Begin

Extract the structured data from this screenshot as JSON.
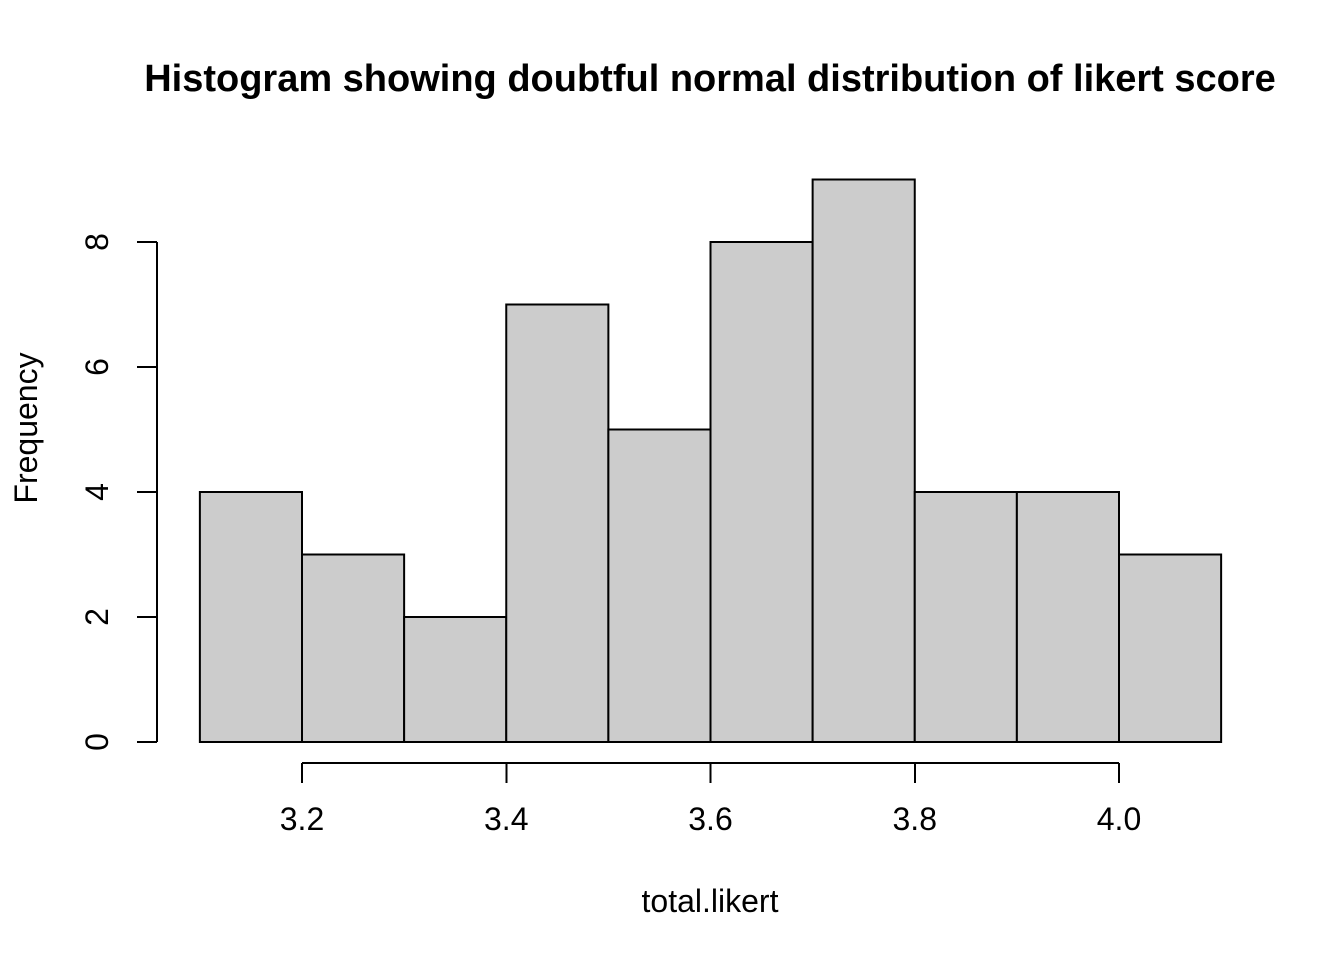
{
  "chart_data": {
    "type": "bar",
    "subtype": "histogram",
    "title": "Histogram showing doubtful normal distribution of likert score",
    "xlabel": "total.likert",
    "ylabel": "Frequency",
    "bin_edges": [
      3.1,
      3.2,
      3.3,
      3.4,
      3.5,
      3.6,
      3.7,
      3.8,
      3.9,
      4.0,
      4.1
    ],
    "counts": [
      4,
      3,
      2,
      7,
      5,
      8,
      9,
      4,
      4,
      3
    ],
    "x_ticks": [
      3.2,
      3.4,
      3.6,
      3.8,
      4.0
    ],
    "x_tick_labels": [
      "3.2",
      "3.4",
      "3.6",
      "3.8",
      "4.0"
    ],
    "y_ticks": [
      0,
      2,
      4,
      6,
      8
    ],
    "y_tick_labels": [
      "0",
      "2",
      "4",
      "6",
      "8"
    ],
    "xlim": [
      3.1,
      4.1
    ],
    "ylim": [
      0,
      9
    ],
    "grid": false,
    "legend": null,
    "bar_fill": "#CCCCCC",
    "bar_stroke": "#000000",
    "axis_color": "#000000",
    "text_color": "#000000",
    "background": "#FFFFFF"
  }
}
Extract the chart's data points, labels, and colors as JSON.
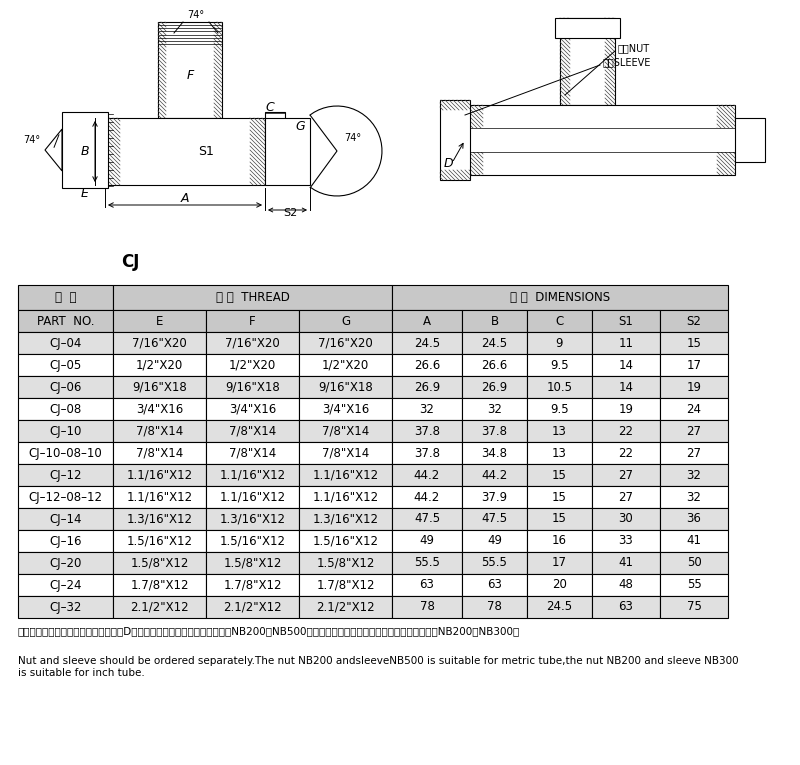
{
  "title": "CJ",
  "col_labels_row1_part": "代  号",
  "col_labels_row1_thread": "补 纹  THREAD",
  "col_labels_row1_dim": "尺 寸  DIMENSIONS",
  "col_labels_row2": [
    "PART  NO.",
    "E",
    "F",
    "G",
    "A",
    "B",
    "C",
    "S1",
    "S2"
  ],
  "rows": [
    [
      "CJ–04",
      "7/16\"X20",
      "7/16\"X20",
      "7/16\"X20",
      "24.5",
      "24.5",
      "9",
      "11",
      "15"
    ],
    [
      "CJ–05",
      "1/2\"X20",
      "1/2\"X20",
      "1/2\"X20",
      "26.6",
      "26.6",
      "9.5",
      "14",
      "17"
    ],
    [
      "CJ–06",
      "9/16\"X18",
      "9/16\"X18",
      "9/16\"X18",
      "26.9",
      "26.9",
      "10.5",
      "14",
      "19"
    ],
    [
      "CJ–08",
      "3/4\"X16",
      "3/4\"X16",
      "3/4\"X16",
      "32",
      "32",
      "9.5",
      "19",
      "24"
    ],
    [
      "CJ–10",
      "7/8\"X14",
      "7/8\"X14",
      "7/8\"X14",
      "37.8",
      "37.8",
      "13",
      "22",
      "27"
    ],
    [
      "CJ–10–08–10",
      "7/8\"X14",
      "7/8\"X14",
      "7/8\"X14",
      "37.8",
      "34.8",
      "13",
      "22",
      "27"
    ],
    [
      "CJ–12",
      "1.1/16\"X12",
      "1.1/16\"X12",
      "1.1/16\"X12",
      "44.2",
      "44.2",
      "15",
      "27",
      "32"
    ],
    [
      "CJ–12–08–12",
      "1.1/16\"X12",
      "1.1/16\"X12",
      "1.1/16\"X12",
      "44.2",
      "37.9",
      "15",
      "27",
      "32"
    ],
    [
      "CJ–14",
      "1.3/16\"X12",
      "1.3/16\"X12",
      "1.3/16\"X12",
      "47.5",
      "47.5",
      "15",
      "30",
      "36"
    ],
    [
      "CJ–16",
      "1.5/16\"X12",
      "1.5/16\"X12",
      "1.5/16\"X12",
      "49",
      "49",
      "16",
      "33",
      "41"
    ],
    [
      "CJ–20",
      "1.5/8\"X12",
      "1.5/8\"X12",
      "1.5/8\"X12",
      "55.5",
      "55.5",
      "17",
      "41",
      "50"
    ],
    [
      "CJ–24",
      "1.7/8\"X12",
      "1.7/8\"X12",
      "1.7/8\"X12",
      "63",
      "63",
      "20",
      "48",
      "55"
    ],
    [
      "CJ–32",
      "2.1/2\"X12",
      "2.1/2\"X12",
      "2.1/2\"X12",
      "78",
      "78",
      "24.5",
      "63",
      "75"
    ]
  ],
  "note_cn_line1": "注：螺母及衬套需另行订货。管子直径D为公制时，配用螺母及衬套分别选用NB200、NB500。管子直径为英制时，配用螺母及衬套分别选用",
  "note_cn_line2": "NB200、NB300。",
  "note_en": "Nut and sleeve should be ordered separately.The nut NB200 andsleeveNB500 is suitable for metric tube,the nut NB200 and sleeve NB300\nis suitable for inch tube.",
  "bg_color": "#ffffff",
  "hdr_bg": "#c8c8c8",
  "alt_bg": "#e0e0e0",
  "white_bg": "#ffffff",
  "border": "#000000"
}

End
Begin

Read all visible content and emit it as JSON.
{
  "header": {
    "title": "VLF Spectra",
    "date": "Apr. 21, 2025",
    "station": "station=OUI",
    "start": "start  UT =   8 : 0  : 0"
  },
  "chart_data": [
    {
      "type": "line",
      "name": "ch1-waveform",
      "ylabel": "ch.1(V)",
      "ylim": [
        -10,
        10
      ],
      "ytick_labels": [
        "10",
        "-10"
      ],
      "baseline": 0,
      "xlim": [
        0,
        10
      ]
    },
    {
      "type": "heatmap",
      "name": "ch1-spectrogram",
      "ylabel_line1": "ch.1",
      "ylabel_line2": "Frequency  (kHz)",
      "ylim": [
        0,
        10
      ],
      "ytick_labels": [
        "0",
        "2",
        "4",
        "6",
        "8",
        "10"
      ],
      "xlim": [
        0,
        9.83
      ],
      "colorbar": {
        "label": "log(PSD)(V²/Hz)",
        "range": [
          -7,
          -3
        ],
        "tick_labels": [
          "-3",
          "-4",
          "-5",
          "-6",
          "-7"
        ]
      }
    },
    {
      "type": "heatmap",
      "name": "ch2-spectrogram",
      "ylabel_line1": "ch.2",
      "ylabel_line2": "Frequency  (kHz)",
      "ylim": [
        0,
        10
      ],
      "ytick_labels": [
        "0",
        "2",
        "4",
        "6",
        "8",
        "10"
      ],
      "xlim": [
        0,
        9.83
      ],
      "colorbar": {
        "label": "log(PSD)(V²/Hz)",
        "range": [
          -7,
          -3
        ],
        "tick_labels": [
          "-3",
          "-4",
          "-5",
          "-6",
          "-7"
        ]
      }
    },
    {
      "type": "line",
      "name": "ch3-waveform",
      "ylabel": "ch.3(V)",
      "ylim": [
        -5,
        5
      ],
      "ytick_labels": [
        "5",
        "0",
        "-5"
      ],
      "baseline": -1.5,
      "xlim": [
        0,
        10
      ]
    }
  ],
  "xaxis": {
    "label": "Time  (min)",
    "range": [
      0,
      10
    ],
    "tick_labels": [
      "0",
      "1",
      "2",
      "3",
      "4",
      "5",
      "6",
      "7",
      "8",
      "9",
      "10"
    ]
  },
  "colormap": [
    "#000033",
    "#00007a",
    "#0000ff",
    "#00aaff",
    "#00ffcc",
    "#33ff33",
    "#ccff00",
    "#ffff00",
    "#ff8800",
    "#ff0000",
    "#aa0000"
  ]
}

End

The task
Using the listing above, pick out each line that contains the word "waveform", then copy it.

Completed task
      "name": "ch1-waveform",
      "name": "ch3-waveform",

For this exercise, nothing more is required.